[begin Recorded data]

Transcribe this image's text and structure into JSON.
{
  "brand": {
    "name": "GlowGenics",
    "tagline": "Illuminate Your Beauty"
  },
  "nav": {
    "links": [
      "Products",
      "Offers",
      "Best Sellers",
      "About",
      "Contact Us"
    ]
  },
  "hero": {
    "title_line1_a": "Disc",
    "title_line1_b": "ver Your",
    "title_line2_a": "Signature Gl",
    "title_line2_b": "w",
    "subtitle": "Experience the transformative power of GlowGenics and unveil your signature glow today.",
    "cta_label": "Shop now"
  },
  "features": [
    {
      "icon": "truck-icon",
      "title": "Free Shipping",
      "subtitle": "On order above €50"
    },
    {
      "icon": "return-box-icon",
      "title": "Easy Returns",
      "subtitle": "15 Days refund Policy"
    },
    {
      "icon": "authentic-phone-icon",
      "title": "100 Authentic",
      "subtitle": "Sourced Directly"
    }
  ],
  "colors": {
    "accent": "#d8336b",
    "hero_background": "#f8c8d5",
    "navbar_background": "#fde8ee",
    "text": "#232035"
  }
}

[end Recorded data]

■ **Aim of the task**
Copy out the full material exactly as it appears.

■ **Result**
Transcribe this image's text and structure into JSON.
{
  "brand": {
    "name": "GlowGenics",
    "tagline": "Illuminate Your Beauty"
  },
  "nav": {
    "links": [
      "Products",
      "Offers",
      "Best Sellers",
      "About",
      "Contact Us"
    ]
  },
  "hero": {
    "title_line1_a": "Disc",
    "title_line1_b": "ver Your",
    "title_line2_a": "Signature Gl",
    "title_line2_b": "w",
    "subtitle": "Experience the transformative power of GlowGenics and unveil your signature glow today.",
    "cta_label": "Shop now"
  },
  "features": [
    {
      "icon": "truck-icon",
      "title": "Free Shipping",
      "subtitle": "On order above €50"
    },
    {
      "icon": "return-box-icon",
      "title": "Easy Returns",
      "subtitle": "15 Days refund Policy"
    },
    {
      "icon": "authentic-phone-icon",
      "title": "100 Authentic",
      "subtitle": "Sourced Directly"
    }
  ],
  "colors": {
    "accent": "#d8336b",
    "hero_background": "#f8c8d5",
    "navbar_background": "#fde8ee",
    "text": "#232035"
  }
}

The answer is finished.